_Exercise task:_ Retype each entry below exactly as it stands.
━━━ Exercise data ━━━
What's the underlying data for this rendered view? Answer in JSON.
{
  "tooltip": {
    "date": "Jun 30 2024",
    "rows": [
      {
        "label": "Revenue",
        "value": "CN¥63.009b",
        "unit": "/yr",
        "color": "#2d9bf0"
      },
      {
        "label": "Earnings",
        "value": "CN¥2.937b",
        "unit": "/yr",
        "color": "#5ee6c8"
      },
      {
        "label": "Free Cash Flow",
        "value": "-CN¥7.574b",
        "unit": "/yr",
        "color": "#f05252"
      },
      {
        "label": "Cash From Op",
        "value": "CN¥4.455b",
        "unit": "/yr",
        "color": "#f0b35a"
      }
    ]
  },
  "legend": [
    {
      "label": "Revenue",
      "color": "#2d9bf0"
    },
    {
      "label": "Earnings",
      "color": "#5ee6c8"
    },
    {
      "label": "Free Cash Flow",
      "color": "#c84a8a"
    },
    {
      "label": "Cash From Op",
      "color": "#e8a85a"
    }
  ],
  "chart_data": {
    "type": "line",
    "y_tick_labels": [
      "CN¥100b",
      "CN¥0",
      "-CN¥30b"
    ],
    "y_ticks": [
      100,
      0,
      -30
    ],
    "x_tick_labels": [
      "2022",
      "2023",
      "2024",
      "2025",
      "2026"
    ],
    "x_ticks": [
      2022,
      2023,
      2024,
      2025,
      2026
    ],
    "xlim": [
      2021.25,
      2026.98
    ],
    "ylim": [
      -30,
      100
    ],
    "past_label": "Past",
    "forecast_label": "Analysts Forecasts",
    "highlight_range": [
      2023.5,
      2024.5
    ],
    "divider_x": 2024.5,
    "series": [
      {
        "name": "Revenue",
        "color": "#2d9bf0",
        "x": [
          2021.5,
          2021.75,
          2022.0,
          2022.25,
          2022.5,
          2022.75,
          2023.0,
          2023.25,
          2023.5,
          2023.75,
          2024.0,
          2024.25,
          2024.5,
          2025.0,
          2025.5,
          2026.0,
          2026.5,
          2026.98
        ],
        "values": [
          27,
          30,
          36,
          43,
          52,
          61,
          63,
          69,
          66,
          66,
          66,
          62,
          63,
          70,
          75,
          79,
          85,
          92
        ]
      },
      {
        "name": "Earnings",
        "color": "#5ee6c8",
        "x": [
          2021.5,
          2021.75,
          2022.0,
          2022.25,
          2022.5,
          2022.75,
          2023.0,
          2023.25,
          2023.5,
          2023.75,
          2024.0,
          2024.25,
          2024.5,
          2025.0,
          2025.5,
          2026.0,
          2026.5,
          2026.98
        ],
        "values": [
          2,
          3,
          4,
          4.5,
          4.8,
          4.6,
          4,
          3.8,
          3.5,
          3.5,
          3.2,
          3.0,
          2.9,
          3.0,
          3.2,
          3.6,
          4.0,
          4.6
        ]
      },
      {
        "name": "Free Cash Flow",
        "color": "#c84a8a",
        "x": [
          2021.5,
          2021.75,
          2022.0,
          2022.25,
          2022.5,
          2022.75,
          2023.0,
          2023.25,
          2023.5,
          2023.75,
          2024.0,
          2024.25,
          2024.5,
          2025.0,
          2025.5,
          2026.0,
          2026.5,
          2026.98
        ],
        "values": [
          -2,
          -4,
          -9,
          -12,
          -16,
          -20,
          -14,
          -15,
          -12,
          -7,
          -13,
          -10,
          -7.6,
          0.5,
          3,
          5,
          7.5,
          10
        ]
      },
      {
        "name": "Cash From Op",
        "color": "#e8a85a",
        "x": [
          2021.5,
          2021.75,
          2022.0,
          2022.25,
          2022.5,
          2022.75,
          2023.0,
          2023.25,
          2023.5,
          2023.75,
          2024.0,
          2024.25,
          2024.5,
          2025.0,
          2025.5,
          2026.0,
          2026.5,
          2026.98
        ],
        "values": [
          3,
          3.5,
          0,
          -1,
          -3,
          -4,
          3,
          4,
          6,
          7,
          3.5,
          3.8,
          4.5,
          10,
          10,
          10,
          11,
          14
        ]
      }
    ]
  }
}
━━━
_Answer to this task:_
What's the underlying data for this rendered view? Answer in JSON.
{
  "tooltip": {
    "date": "Jun 30 2024",
    "rows": [
      {
        "label": "Revenue",
        "value": "CN¥63.009b",
        "unit": "/yr",
        "color": "#2d9bf0"
      },
      {
        "label": "Earnings",
        "value": "CN¥2.937b",
        "unit": "/yr",
        "color": "#5ee6c8"
      },
      {
        "label": "Free Cash Flow",
        "value": "-CN¥7.574b",
        "unit": "/yr",
        "color": "#f05252"
      },
      {
        "label": "Cash From Op",
        "value": "CN¥4.455b",
        "unit": "/yr",
        "color": "#f0b35a"
      }
    ]
  },
  "legend": [
    {
      "label": "Revenue",
      "color": "#2d9bf0"
    },
    {
      "label": "Earnings",
      "color": "#5ee6c8"
    },
    {
      "label": "Free Cash Flow",
      "color": "#c84a8a"
    },
    {
      "label": "Cash From Op",
      "color": "#e8a85a"
    }
  ],
  "chart_data": {
    "type": "line",
    "y_tick_labels": [
      "CN¥100b",
      "CN¥0",
      "-CN¥30b"
    ],
    "y_ticks": [
      100,
      0,
      -30
    ],
    "x_tick_labels": [
      "2022",
      "2023",
      "2024",
      "2025",
      "2026"
    ],
    "x_ticks": [
      2022,
      2023,
      2024,
      2025,
      2026
    ],
    "xlim": [
      2021.25,
      2026.98
    ],
    "ylim": [
      -30,
      100
    ],
    "past_label": "Past",
    "forecast_label": "Analysts Forecasts",
    "highlight_range": [
      2023.5,
      2024.5
    ],
    "divider_x": 2024.5,
    "series": [
      {
        "name": "Revenue",
        "color": "#2d9bf0",
        "x": [
          2021.5,
          2021.75,
          2022.0,
          2022.25,
          2022.5,
          2022.75,
          2023.0,
          2023.25,
          2023.5,
          2023.75,
          2024.0,
          2024.25,
          2024.5,
          2025.0,
          2025.5,
          2026.0,
          2026.5,
          2026.98
        ],
        "values": [
          27,
          30,
          36,
          43,
          52,
          61,
          63,
          69,
          66,
          66,
          66,
          62,
          63,
          70,
          75,
          79,
          85,
          92
        ]
      },
      {
        "name": "Earnings",
        "color": "#5ee6c8",
        "x": [
          2021.5,
          2021.75,
          2022.0,
          2022.25,
          2022.5,
          2022.75,
          2023.0,
          2023.25,
          2023.5,
          2023.75,
          2024.0,
          2024.25,
          2024.5,
          2025.0,
          2025.5,
          2026.0,
          2026.5,
          2026.98
        ],
        "values": [
          2,
          3,
          4,
          4.5,
          4.8,
          4.6,
          4,
          3.8,
          3.5,
          3.5,
          3.2,
          3.0,
          2.9,
          3.0,
          3.2,
          3.6,
          4.0,
          4.6
        ]
      },
      {
        "name": "Free Cash Flow",
        "color": "#c84a8a",
        "x": [
          2021.5,
          2021.75,
          2022.0,
          2022.25,
          2022.5,
          2022.75,
          2023.0,
          2023.25,
          2023.5,
          2023.75,
          2024.0,
          2024.25,
          2024.5,
          2025.0,
          2025.5,
          2026.0,
          2026.5,
          2026.98
        ],
        "values": [
          -2,
          -4,
          -9,
          -12,
          -16,
          -20,
          -14,
          -15,
          -12,
          -7,
          -13,
          -10,
          -7.6,
          0.5,
          3,
          5,
          7.5,
          10
        ]
      },
      {
        "name": "Cash From Op",
        "color": "#e8a85a",
        "x": [
          2021.5,
          2021.75,
          2022.0,
          2022.25,
          2022.5,
          2022.75,
          2023.0,
          2023.25,
          2023.5,
          2023.75,
          2024.0,
          2024.25,
          2024.5,
          2025.0,
          2025.5,
          2026.0,
          2026.5,
          2026.98
        ],
        "values": [
          3,
          3.5,
          0,
          -1,
          -3,
          -4,
          3,
          4,
          6,
          7,
          3.5,
          3.8,
          4.5,
          10,
          10,
          10,
          11,
          14
        ]
      }
    ]
  }
}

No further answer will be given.